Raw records
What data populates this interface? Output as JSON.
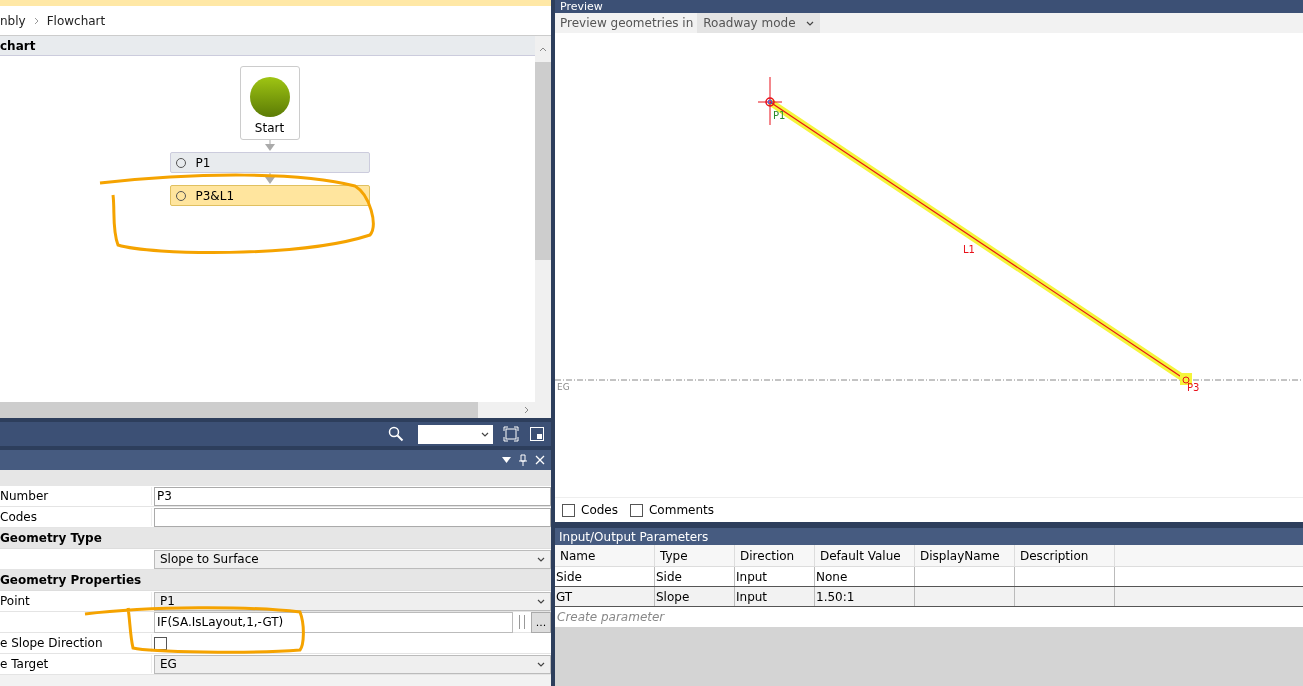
{
  "breadcrumb": [
    "nbly",
    "Flowchart"
  ],
  "flowchart": {
    "title": "chart",
    "start_label": "Start",
    "nodes": [
      {
        "label": "P1",
        "selected": false
      },
      {
        "label": "P3&L1",
        "selected": true
      }
    ]
  },
  "properties": {
    "rows": [
      {
        "kind": "field",
        "label": "Number",
        "value": "P3"
      },
      {
        "kind": "field",
        "label": "Codes",
        "value": ""
      },
      {
        "kind": "group",
        "label": "Geometry Type"
      },
      {
        "kind": "select",
        "label": "",
        "value": "Slope to Surface"
      },
      {
        "kind": "group",
        "label": "Geometry Properties"
      },
      {
        "kind": "select",
        "label": "Point",
        "value": "P1"
      },
      {
        "kind": "expression",
        "label": "",
        "value": "IF(SA.IsLayout,1,-GT)",
        "button": "..."
      },
      {
        "kind": "checkbox",
        "label": "e Slope Direction",
        "checked": false
      },
      {
        "kind": "select",
        "label": "e Target",
        "value": "EG"
      }
    ]
  },
  "preview": {
    "title": "Preview",
    "mode_label": "Preview geometries in",
    "mode": "Roadway mode",
    "labels": {
      "start": "P1",
      "line": "L1",
      "end": "P3",
      "surface": "EG"
    },
    "options": [
      {
        "label": "Codes",
        "checked": false
      },
      {
        "label": "Comments",
        "checked": false
      }
    ]
  },
  "parameters": {
    "title": "Input/Output Parameters",
    "columns": [
      "Name",
      "Type",
      "Direction",
      "Default Value",
      "DisplayName",
      "Description"
    ],
    "rows": [
      [
        "Side",
        "Side",
        "Input",
        "None",
        "",
        ""
      ],
      [
        "GT",
        "Slope",
        "Input",
        "1.50:1",
        "",
        ""
      ]
    ],
    "placeholder": "Create parameter"
  }
}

EXERCISE TASK: Repeat the data above exactly, but not the pictures.

ANSWER TO THIS PROBLEM:
What data populates this interface? Output as JSON.
{
  "breadcrumb": [
    "nbly",
    "Flowchart"
  ],
  "flowchart": {
    "title": "chart",
    "start_label": "Start",
    "nodes": [
      {
        "label": "P1",
        "selected": false
      },
      {
        "label": "P3&L1",
        "selected": true
      }
    ]
  },
  "properties": {
    "rows": [
      {
        "kind": "field",
        "label": "Number",
        "value": "P3"
      },
      {
        "kind": "field",
        "label": "Codes",
        "value": ""
      },
      {
        "kind": "group",
        "label": "Geometry Type"
      },
      {
        "kind": "select",
        "label": "",
        "value": "Slope to Surface"
      },
      {
        "kind": "group",
        "label": "Geometry Properties"
      },
      {
        "kind": "select",
        "label": "Point",
        "value": "P1"
      },
      {
        "kind": "expression",
        "label": "",
        "value": "IF(SA.IsLayout,1,-GT)",
        "button": "..."
      },
      {
        "kind": "checkbox",
        "label": "e Slope Direction",
        "checked": false
      },
      {
        "kind": "select",
        "label": "e Target",
        "value": "EG"
      }
    ]
  },
  "preview": {
    "title": "Preview",
    "mode_label": "Preview geometries in",
    "mode": "Roadway mode",
    "labels": {
      "start": "P1",
      "line": "L1",
      "end": "P3",
      "surface": "EG"
    },
    "options": [
      {
        "label": "Codes",
        "checked": false
      },
      {
        "label": "Comments",
        "checked": false
      }
    ]
  },
  "parameters": {
    "title": "Input/Output Parameters",
    "columns": [
      "Name",
      "Type",
      "Direction",
      "Default Value",
      "DisplayName",
      "Description"
    ],
    "rows": [
      [
        "Side",
        "Side",
        "Input",
        "None",
        "",
        ""
      ],
      [
        "GT",
        "Slope",
        "Input",
        "1.50:1",
        "",
        ""
      ]
    ],
    "placeholder": "Create parameter"
  }
}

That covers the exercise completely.